■ **TASK OBJECTIVE**:
Take the data that follows and retype it word for word.

begin TASK INPUTS

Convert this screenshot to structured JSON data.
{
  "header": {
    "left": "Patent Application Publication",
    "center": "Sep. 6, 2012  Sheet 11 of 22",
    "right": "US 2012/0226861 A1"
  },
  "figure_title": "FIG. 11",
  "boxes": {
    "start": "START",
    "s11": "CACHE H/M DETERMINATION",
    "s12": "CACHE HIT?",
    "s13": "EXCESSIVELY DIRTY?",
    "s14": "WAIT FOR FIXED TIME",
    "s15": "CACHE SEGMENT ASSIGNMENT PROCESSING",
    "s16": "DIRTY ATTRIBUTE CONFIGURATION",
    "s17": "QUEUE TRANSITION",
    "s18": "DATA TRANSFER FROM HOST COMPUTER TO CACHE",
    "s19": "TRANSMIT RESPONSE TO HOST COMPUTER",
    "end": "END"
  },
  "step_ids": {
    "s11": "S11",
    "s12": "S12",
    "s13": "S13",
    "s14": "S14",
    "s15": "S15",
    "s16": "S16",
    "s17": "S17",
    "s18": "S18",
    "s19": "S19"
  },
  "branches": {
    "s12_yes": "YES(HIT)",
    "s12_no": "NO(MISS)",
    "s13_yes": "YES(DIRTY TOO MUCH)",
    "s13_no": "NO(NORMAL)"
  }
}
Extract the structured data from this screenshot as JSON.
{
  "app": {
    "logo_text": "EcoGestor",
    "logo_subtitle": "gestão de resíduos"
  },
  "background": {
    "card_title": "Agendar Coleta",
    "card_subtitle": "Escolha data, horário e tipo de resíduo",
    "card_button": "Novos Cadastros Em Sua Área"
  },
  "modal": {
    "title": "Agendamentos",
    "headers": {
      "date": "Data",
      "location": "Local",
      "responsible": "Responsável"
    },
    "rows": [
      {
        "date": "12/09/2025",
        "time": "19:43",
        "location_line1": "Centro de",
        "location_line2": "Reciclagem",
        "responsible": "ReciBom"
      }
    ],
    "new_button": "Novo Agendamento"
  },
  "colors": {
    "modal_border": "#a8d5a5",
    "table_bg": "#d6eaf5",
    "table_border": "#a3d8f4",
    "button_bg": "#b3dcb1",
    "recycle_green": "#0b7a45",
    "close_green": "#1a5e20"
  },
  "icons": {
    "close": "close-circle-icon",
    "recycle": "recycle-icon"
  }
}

end TASK INPUTS

■ **ANSWER TO THIS PROBLEM**:
Convert this screenshot to structured JSON data.
{
  "header": {
    "left": "Patent Application Publication",
    "center": "Sep. 6, 2012  Sheet 11 of 22",
    "right": "US 2012/0226861 A1"
  },
  "figure_title": "FIG. 11",
  "boxes": {
    "start": "START",
    "s11": "CACHE H/M DETERMINATION",
    "s12": "CACHE HIT?",
    "s13": "EXCESSIVELY DIRTY?",
    "s14": "WAIT FOR FIXED TIME",
    "s15": "CACHE SEGMENT ASSIGNMENT PROCESSING",
    "s16": "DIRTY ATTRIBUTE CONFIGURATION",
    "s17": "QUEUE TRANSITION",
    "s18": "DATA TRANSFER FROM HOST COMPUTER TO CACHE",
    "s19": "TRANSMIT RESPONSE TO HOST COMPUTER",
    "end": "END"
  },
  "step_ids": {
    "s11": "S11",
    "s12": "S12",
    "s13": "S13",
    "s14": "S14",
    "s15": "S15",
    "s16": "S16",
    "s17": "S17",
    "s18": "S18",
    "s19": "S19"
  },
  "branches": {
    "s12_yes": "YES(HIT)",
    "s12_no": "NO(MISS)",
    "s13_yes": "YES(DIRTY TOO MUCH)",
    "s13_no": "NO(NORMAL)"
  }
}
Extract the structured data from this screenshot as JSON.
{
  "app": {
    "logo_text": "EcoGestor",
    "logo_subtitle": "gestão de resíduos"
  },
  "background": {
    "card_title": "Agendar Coleta",
    "card_subtitle": "Escolha data, horário e tipo de resíduo",
    "card_button": "Novos Cadastros Em Sua Área"
  },
  "modal": {
    "title": "Agendamentos",
    "headers": {
      "date": "Data",
      "location": "Local",
      "responsible": "Responsável"
    },
    "rows": [
      {
        "date": "12/09/2025",
        "time": "19:43",
        "location_line1": "Centro de",
        "location_line2": "Reciclagem",
        "responsible": "ReciBom"
      }
    ],
    "new_button": "Novo Agendamento"
  },
  "colors": {
    "modal_border": "#a8d5a5",
    "table_bg": "#d6eaf5",
    "table_border": "#a3d8f4",
    "button_bg": "#b3dcb1",
    "recycle_green": "#0b7a45",
    "close_green": "#1a5e20"
  },
  "icons": {
    "close": "close-circle-icon",
    "recycle": "recycle-icon"
  }
}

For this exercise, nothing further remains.